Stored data
________________________________________

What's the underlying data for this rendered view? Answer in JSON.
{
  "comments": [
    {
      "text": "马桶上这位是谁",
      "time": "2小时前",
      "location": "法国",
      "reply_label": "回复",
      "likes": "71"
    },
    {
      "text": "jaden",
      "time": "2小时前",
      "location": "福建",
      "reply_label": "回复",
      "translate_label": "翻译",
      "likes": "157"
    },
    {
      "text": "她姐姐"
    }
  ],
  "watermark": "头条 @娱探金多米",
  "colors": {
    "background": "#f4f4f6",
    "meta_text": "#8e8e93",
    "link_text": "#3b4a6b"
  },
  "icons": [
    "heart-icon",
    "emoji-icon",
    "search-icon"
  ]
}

________________________________________

### Direction:
Repeat the material above exactly.

### Solution below:
What's the underlying data for this rendered view? Answer in JSON.
{
  "comments": [
    {
      "text": "马桶上这位是谁",
      "time": "2小时前",
      "location": "法国",
      "reply_label": "回复",
      "likes": "71"
    },
    {
      "text": "jaden",
      "time": "2小时前",
      "location": "福建",
      "reply_label": "回复",
      "translate_label": "翻译",
      "likes": "157"
    },
    {
      "text": "她姐姐"
    }
  ],
  "watermark": "头条 @娱探金多米",
  "colors": {
    "background": "#f4f4f6",
    "meta_text": "#8e8e93",
    "link_text": "#3b4a6b"
  },
  "icons": [
    "heart-icon",
    "emoji-icon",
    "search-icon"
  ]
}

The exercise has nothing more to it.